:: Excerpted records

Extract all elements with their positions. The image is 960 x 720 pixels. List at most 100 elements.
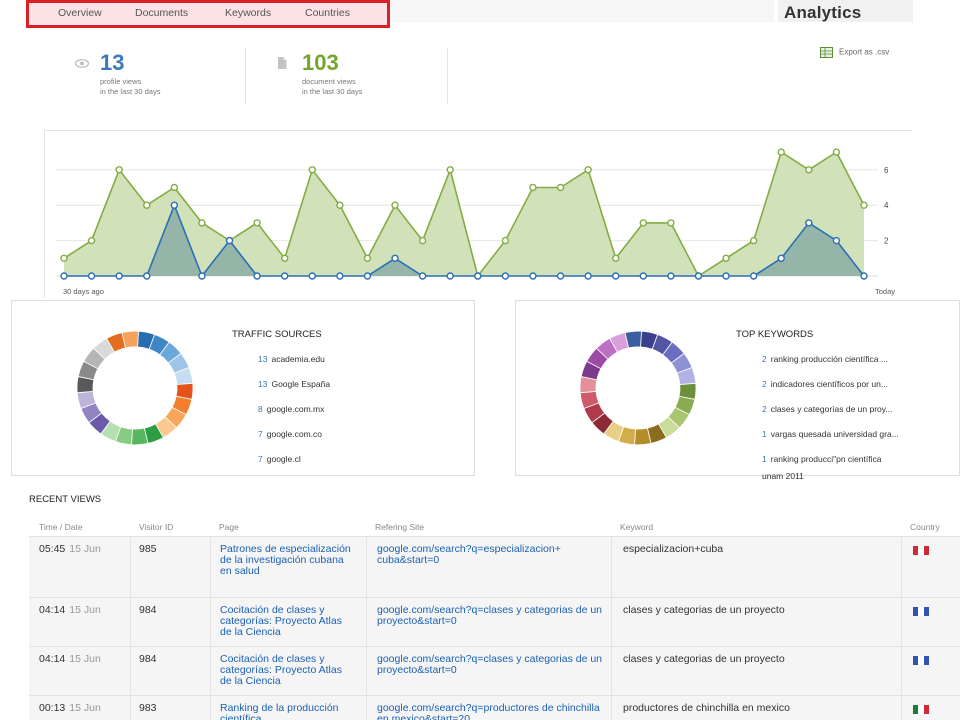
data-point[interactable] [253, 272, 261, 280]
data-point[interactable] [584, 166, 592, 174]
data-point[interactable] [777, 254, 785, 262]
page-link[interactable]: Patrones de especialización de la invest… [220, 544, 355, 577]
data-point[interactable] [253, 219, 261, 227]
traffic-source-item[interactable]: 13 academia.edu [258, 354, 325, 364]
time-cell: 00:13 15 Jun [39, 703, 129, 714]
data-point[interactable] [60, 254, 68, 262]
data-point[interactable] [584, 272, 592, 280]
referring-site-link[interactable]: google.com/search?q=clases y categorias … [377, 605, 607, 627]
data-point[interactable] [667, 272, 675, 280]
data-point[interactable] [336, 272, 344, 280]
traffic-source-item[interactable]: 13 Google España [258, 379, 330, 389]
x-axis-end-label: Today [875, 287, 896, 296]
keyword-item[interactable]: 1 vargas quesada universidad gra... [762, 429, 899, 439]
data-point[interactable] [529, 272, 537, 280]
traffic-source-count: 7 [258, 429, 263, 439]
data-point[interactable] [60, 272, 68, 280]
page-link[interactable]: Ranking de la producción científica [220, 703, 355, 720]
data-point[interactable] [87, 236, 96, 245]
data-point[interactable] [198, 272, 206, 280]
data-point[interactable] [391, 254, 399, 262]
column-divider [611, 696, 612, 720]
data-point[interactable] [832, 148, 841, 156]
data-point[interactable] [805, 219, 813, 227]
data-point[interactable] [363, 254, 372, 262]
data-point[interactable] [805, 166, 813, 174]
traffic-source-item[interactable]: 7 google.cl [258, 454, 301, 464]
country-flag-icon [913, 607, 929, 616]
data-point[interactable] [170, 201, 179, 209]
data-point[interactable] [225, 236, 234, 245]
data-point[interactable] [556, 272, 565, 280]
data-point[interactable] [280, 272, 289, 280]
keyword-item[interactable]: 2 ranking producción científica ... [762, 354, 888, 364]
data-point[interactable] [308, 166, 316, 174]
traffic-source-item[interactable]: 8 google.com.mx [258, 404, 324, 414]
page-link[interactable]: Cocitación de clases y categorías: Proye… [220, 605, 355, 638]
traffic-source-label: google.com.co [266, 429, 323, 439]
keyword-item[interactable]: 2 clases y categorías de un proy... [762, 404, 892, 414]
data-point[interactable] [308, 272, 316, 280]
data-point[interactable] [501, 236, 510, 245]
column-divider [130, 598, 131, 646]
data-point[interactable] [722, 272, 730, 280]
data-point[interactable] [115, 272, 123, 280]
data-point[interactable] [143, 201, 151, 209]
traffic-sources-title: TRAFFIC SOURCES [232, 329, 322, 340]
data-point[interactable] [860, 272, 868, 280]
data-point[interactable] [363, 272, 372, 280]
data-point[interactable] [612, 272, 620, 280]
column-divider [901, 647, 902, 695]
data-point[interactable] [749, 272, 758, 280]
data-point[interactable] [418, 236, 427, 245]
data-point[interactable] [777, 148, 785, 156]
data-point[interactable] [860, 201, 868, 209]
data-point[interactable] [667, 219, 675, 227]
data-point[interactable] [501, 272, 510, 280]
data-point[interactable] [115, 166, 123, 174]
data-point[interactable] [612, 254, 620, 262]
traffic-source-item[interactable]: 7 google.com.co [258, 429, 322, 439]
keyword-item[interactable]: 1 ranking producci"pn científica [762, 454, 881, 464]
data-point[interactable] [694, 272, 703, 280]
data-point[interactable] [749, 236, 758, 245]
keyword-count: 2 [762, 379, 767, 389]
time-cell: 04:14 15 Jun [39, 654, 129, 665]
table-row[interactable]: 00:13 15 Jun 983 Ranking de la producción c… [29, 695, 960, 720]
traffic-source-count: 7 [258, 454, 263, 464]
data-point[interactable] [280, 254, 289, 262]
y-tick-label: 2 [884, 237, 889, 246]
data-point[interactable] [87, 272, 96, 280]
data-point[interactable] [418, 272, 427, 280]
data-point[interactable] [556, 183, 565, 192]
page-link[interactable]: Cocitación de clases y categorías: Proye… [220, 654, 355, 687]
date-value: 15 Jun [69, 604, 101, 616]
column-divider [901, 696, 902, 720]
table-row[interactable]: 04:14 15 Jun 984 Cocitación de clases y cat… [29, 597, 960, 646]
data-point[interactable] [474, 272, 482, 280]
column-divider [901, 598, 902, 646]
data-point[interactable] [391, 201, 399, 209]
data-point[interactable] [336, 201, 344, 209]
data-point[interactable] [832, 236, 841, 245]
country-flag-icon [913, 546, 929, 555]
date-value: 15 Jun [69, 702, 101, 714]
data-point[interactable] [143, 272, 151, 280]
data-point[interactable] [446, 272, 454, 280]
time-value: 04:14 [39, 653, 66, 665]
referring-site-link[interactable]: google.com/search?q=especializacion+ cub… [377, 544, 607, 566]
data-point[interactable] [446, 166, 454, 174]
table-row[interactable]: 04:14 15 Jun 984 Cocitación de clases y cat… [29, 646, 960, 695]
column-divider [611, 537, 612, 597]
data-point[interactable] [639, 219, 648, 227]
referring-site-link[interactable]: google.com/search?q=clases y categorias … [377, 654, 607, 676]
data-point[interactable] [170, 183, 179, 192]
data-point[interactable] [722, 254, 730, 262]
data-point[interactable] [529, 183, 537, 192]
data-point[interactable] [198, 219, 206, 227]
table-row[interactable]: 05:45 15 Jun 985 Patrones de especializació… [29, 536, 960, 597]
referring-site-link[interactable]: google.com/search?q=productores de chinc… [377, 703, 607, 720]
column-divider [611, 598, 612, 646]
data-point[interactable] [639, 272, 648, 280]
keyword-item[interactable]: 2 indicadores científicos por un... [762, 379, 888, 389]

::::

## [Job]
Please rename "keyword-item" to "search-term-item" throughout the lines above, changing nothing else, and omit the pictures from your answer.

## [Completed task]
Extract all elements with their positions. The image is 960 x 720 pixels. List at most 100 elements.
data-point[interactable] [253, 272, 261, 280]
data-point[interactable] [584, 166, 592, 174]
data-point[interactable] [777, 254, 785, 262]
page-link[interactable]: Patrones de especialización de la invest… [220, 544, 355, 577]
data-point[interactable] [253, 219, 261, 227]
traffic-source-item[interactable]: 13 academia.edu [258, 354, 325, 364]
time-cell: 00:13 15 Jun [39, 703, 129, 714]
data-point[interactable] [60, 254, 68, 262]
data-point[interactable] [584, 272, 592, 280]
referring-site-link[interactable]: google.com/search?q=clases y categorias … [377, 605, 607, 627]
data-point[interactable] [667, 272, 675, 280]
data-point[interactable] [336, 272, 344, 280]
traffic-source-item[interactable]: 13 Google España [258, 379, 330, 389]
x-axis-end-label: Today [875, 287, 896, 296]
search-term-item[interactable]: 1 vargas quesada universidad gra... [762, 429, 899, 439]
data-point[interactable] [529, 272, 537, 280]
traffic-source-count: 7 [258, 429, 263, 439]
data-point[interactable] [60, 272, 68, 280]
page-link[interactable]: Ranking de la producción científica [220, 703, 355, 720]
data-point[interactable] [87, 236, 96, 245]
data-point[interactable] [198, 272, 206, 280]
data-point[interactable] [391, 254, 399, 262]
column-divider [611, 696, 612, 720]
data-point[interactable] [832, 148, 841, 156]
data-point[interactable] [805, 219, 813, 227]
data-point[interactable] [363, 254, 372, 262]
data-point[interactable] [805, 166, 813, 174]
traffic-source-item[interactable]: 7 google.cl [258, 454, 301, 464]
country-flag-icon [913, 607, 929, 616]
data-point[interactable] [170, 201, 179, 209]
data-point[interactable] [225, 236, 234, 245]
data-point[interactable] [556, 272, 565, 280]
data-point[interactable] [280, 272, 289, 280]
search-term-item[interactable]: 2 ranking producción científica ... [762, 354, 888, 364]
data-point[interactable] [308, 166, 316, 174]
traffic-source-item[interactable]: 8 google.com.mx [258, 404, 324, 414]
page-link[interactable]: Cocitación de clases y categorías: Proye… [220, 605, 355, 638]
traffic-source-label: google.com.co [266, 429, 323, 439]
search-term-item[interactable]: 2 clases y categorías de un proy... [762, 404, 892, 414]
data-point[interactable] [308, 272, 316, 280]
data-point[interactable] [501, 236, 510, 245]
column-divider [130, 598, 131, 646]
data-point[interactable] [722, 272, 730, 280]
data-point[interactable] [115, 272, 123, 280]
data-point[interactable] [143, 201, 151, 209]
traffic-sources-title: TRAFFIC SOURCES [232, 329, 322, 340]
data-point[interactable] [860, 272, 868, 280]
data-point[interactable] [363, 272, 372, 280]
data-point[interactable] [612, 272, 620, 280]
column-divider [901, 647, 902, 695]
data-point[interactable] [749, 272, 758, 280]
data-point[interactable] [418, 236, 427, 245]
data-point[interactable] [777, 148, 785, 156]
data-point[interactable] [860, 201, 868, 209]
data-point[interactable] [667, 219, 675, 227]
data-point[interactable] [501, 272, 510, 280]
data-point[interactable] [115, 166, 123, 174]
data-point[interactable] [612, 254, 620, 262]
traffic-source-item[interactable]: 7 google.com.co [258, 429, 322, 439]
search-term-item[interactable]: 1 ranking producci"pn científica [762, 454, 881, 464]
data-point[interactable] [694, 272, 703, 280]
data-point[interactable] [749, 236, 758, 245]
keyword-count: 2 [762, 379, 767, 389]
time-cell: 04:14 15 Jun [39, 654, 129, 665]
table-row[interactable]: 00:13 15 Jun 983 Ranking de la producción c… [29, 695, 960, 720]
traffic-source-count: 7 [258, 454, 263, 464]
data-point[interactable] [280, 254, 289, 262]
y-tick-label: 2 [884, 237, 889, 246]
data-point[interactable] [87, 272, 96, 280]
data-point[interactable] [418, 272, 427, 280]
data-point[interactable] [556, 183, 565, 192]
page-link[interactable]: Cocitación de clases y categorías: Proye… [220, 654, 355, 687]
date-value: 15 Jun [69, 604, 101, 616]
column-divider [901, 696, 902, 720]
table-row[interactable]: 04:14 15 Jun 984 Cocitación de clases y cat… [29, 597, 960, 646]
data-point[interactable] [474, 272, 482, 280]
column-divider [901, 598, 902, 646]
data-point[interactable] [391, 201, 399, 209]
data-point[interactable] [336, 201, 344, 209]
data-point[interactable] [832, 236, 841, 245]
country-flag-icon [913, 546, 929, 555]
date-value: 15 Jun [69, 702, 101, 714]
data-point[interactable] [143, 272, 151, 280]
data-point[interactable] [446, 272, 454, 280]
time-value: 04:14 [39, 653, 66, 665]
referring-site-link[interactable]: google.com/search?q=especializacion+ cub… [377, 544, 607, 566]
data-point[interactable] [446, 166, 454, 174]
table-row[interactable]: 04:14 15 Jun 984 Cocitación de clases y cat… [29, 646, 960, 695]
column-divider [611, 537, 612, 597]
data-point[interactable] [639, 219, 648, 227]
referring-site-link[interactable]: google.com/search?q=clases y categorias … [377, 654, 607, 676]
data-point[interactable] [170, 183, 179, 192]
data-point[interactable] [722, 254, 730, 262]
data-point[interactable] [529, 183, 537, 192]
data-point[interactable] [198, 219, 206, 227]
table-row[interactable]: 05:45 15 Jun 985 Patrones de especializació… [29, 536, 960, 597]
referring-site-link[interactable]: google.com/search?q=productores de chinc… [377, 703, 607, 720]
column-divider [611, 598, 612, 646]
data-point[interactable] [639, 272, 648, 280]
search-term-item[interactable]: 2 indicadores científicos por un... [762, 379, 888, 389]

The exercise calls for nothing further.